╭─ RAW RECORDS

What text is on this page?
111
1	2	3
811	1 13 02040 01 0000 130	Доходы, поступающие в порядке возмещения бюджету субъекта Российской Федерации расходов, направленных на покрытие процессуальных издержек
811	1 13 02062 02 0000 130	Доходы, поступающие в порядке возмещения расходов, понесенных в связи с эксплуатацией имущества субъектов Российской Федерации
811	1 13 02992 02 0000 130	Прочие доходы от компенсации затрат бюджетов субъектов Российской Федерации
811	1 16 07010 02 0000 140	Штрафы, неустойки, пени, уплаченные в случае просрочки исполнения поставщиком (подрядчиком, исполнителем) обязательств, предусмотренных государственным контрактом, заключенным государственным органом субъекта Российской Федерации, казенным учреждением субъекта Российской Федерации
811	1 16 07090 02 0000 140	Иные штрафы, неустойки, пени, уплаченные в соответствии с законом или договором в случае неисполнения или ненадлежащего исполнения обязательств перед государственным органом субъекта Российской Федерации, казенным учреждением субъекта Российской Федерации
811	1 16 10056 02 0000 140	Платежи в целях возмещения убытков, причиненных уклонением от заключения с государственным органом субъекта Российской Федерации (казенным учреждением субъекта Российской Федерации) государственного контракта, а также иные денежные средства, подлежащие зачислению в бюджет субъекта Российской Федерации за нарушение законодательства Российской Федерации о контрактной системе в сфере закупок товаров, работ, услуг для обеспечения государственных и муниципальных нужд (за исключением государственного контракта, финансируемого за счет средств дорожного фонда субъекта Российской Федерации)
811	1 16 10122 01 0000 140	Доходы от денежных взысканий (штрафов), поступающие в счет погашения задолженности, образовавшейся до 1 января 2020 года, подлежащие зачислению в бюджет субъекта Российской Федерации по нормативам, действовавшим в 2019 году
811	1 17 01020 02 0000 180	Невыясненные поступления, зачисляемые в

╰─

Take every line that includes the string "порядке" and copy it.

811	1 13 02040 01 0000 130	Доходы, поступающие в порядке возмещения бюджету субъекта Российской Федерации расходов, направленных на покрытие процессуальных издержек
811	1 13 02062 02 0000 130	Доходы, поступающие в порядке возмещения расходов, понесенных в связи с эксплуатацией имущества субъектов Российской Федерации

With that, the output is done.